# [Task requirements]
Repeat each entry exactly and drop the pictures.

# [Records for this exercise]
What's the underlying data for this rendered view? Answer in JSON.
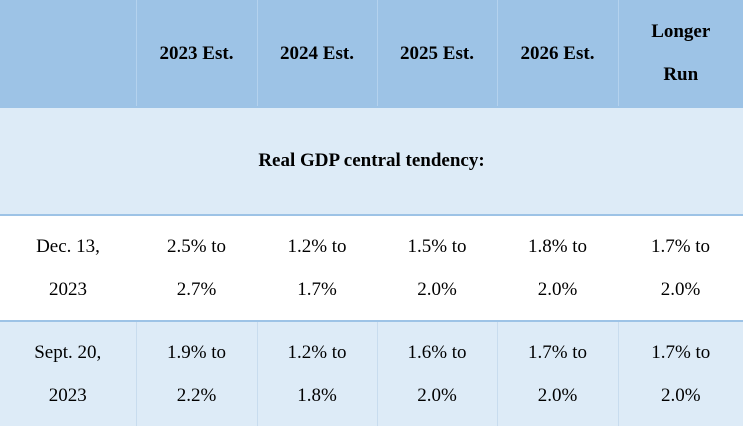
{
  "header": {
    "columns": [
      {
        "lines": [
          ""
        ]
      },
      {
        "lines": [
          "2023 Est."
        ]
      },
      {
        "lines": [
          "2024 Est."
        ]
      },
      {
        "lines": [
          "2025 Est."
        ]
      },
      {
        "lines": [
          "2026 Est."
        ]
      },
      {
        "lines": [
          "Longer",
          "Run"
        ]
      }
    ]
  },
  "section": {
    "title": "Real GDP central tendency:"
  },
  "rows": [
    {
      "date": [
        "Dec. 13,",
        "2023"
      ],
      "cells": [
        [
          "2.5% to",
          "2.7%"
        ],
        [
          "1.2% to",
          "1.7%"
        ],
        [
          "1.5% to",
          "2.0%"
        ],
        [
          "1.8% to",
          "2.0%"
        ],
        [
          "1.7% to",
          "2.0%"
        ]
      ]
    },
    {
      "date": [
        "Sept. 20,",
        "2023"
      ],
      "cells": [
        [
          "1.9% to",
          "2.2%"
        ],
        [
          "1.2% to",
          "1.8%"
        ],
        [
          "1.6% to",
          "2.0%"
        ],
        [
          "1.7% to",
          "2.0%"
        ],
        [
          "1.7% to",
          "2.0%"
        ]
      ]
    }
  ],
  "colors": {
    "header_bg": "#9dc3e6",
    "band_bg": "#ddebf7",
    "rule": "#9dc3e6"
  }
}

# [Result for this exercise]
What's the underlying data for this rendered view? Answer in JSON.
{
  "header": {
    "columns": [
      {
        "lines": [
          ""
        ]
      },
      {
        "lines": [
          "2023 Est."
        ]
      },
      {
        "lines": [
          "2024 Est."
        ]
      },
      {
        "lines": [
          "2025 Est."
        ]
      },
      {
        "lines": [
          "2026 Est."
        ]
      },
      {
        "lines": [
          "Longer",
          "Run"
        ]
      }
    ]
  },
  "section": {
    "title": "Real GDP central tendency:"
  },
  "rows": [
    {
      "date": [
        "Dec. 13,",
        "2023"
      ],
      "cells": [
        [
          "2.5% to",
          "2.7%"
        ],
        [
          "1.2% to",
          "1.7%"
        ],
        [
          "1.5% to",
          "2.0%"
        ],
        [
          "1.8% to",
          "2.0%"
        ],
        [
          "1.7% to",
          "2.0%"
        ]
      ]
    },
    {
      "date": [
        "Sept. 20,",
        "2023"
      ],
      "cells": [
        [
          "1.9% to",
          "2.2%"
        ],
        [
          "1.2% to",
          "1.8%"
        ],
        [
          "1.6% to",
          "2.0%"
        ],
        [
          "1.7% to",
          "2.0%"
        ],
        [
          "1.7% to",
          "2.0%"
        ]
      ]
    }
  ],
  "colors": {
    "header_bg": "#9dc3e6",
    "band_bg": "#ddebf7",
    "rule": "#9dc3e6"
  }
}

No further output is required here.